# SELECTED PASSAGE

╭──

IAN WEBSTER. Amid chaos, ethics.

Nov 30, 2016

Speaking particularly of the treatment people in Manus and Nauru, Professor Ian Webster argues that in this secular and chaotic world, the values and principles of the professional codes of health workers could be used to frame their future contributions to a civil and humane society.

This week’s Lancet had two articles about Australia, one a celebration and the other, a criticism. The thirty years of outstanding contribution of the Kirby Institute at UNSW to HIV/AIDS and hepatitis C research, prevention and treatment was celebrated.

The criticism – an open letter from the Global Coalition of Health Professionals Against Immigration Detention addressed to Prime Ministers Malcolm Turnbull and Theresa May. It called for the immediate end to the detention of asylum seekers and refugees.

The letter was posted on November 5th when, in Australia, thousands of doctors marched to protest the inhumane treatment of refugees and asylum seekers in our detention centres and in support of colleagues who risked imprisonment as they exposed the abuses being conducted in our name on Nauru and Manus Island. In the same Lancet the editor despaired at the impact Donald Trump’s election would have on public health – repeal of the Affordable Health Care Act, winding back of sexual and reproductive health, belligerence towards Muslims, Latinos and other minorities, deportation of “illegal immigrants” and his belief that climate change is a “hoax”.

In August, the British Medical Journal carried an editorial, “Australia’s torture of asylum seekers”, which called for direct action by the health professions. The first-hand evidence of the harms, especially to children, had failed to stop the violation of human rights in Australia’s detention centres and the Government was using criminal sanctions to suppress the truth.

Globally, Australians ‘punch above their weight’ on important issues of public health but now the international medical community was challenging our reputation as a humane and socially just society.

I was preparing to give a talk to the weekly physicians’ meeting at the local hospital when, in the background, I could hear Radio National. Everywhere it seemed there were breakdowns in international and civil order. First, in the Religion and Ethics Report, Robert Manne described the writings of the Jordanian Islamist, Abu Musab al-Zarqawi who advocated brutal and savage measures against Shi’a Muslims. The news items continued – with accounts of Russia and African states withdrawing from the International Criminal Court, refugees drowning in the Mediterranean, Trump’s presumptive cabinet appointees and, the final straw – the bombing of the last hospital standing in Aleppo.

╰──

# ENTRIES SUPPLIED
╭──

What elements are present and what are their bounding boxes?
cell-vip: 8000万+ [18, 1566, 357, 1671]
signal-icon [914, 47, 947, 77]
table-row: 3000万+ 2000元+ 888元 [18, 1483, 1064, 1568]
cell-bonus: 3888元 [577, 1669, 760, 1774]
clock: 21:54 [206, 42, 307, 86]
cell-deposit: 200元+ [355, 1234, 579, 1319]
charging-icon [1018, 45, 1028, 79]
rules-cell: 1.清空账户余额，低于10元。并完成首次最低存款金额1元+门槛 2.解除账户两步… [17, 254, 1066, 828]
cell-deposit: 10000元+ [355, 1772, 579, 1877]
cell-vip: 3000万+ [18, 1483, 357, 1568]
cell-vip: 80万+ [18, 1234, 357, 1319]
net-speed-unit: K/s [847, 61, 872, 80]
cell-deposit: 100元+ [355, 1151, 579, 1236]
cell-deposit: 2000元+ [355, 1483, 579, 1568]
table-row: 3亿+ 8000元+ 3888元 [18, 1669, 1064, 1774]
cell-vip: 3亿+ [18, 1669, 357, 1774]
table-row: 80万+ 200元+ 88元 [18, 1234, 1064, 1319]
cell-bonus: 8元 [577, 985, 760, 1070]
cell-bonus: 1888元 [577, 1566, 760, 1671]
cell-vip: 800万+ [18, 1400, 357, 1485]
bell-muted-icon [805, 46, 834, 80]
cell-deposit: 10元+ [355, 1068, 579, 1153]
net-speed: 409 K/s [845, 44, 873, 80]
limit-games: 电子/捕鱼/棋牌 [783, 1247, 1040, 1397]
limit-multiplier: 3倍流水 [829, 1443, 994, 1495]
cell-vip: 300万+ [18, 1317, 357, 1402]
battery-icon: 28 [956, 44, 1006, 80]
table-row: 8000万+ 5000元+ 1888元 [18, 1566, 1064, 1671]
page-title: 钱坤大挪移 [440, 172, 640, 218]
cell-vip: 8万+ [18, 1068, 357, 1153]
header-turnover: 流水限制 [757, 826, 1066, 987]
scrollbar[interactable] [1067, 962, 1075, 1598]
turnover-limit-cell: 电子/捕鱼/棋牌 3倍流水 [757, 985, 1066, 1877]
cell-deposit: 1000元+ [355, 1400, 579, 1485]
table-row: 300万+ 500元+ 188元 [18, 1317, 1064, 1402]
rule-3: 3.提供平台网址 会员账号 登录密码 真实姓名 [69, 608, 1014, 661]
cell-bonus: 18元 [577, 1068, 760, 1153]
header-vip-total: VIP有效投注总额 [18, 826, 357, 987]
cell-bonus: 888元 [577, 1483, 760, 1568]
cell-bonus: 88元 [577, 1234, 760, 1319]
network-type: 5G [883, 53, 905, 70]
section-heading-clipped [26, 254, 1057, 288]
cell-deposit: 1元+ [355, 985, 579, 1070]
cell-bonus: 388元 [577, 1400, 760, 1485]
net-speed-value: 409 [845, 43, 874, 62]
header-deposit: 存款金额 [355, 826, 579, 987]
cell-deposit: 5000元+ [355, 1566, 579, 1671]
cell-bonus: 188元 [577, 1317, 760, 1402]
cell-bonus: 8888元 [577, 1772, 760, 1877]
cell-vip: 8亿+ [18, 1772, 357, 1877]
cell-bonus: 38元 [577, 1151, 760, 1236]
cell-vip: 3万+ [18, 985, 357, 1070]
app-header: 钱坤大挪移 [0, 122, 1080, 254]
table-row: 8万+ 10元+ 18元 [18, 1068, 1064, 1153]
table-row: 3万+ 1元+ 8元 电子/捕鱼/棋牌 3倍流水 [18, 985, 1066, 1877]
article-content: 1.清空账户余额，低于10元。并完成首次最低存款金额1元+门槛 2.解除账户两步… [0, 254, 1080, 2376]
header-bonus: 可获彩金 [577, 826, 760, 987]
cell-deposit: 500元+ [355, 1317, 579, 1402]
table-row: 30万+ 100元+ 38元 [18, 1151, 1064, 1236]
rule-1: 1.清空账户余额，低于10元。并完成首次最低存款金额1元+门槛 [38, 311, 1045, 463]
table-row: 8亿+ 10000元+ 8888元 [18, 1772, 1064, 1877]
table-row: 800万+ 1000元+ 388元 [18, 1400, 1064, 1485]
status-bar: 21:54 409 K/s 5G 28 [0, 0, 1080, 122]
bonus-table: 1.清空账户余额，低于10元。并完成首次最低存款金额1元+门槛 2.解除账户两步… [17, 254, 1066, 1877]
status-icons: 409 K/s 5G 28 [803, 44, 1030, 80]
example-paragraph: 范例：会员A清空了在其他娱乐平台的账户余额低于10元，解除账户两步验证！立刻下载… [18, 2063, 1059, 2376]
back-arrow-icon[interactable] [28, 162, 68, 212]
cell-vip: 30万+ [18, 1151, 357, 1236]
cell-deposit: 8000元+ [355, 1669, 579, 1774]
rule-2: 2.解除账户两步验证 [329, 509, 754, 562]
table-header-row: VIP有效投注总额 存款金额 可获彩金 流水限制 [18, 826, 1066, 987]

╰──

# EXERCISE TASKS
1 > In the piece on health workers' ethics, shorten the paragraph beginning "In August, the British Medical Journal" to two sentences, keeping its main facts.
2 > Carry on the piece on health workers' ethics from its final sentence, in the same voice.

# ANSWER SET
1 > In August, a British Medical Journal editorial titled "Australia's torture of asylum seekers" called for direct action by the health professions. It said first-hand evidence of harm, especially to children, had not stopped human rights violations in Australia's detention centers, and that the Government was using criminal sanctions to suppress the truth.

2 >
That hospitals, once sanctuaries for the sick and disabled, were now being targeted turns upside-down everything we take for granted in humanitarian law and respect for non-combatant rescuers. In the Syrian conflict, 382 health facilities have been attacked and 757 health professionals have been killed, according to the Physicians for Human Rights.

My talk that morning, in comparison, dealt with prosaic and clinical issues. But I was acutely aware of the bright-faced medical students, interns, registers and other health staff in the audience, all hoping to create their futures in health and medicine.

I told them of the Sydney rally in which, among the five thousand marchers, were medical students, doctors in training, nurses, health professionals, senior doctors and families, all proud of their colleagues who, in the face of political pressure and threats of criminal sanctions, had spoken – the medical evidence – of the traumas being perpetrated on Nauru and Manus Island.

I wanted to tell them how privileged they were to be part of these professions, not because of the intellectual challenges and satisfactions, but because in this secular and chaotic world, the values and principles of their professional codes could be used to frame their future contributions to a civil and humane society.

Ian Webster is Emeritus Professor of Public Health and Community Medicine, UNSW.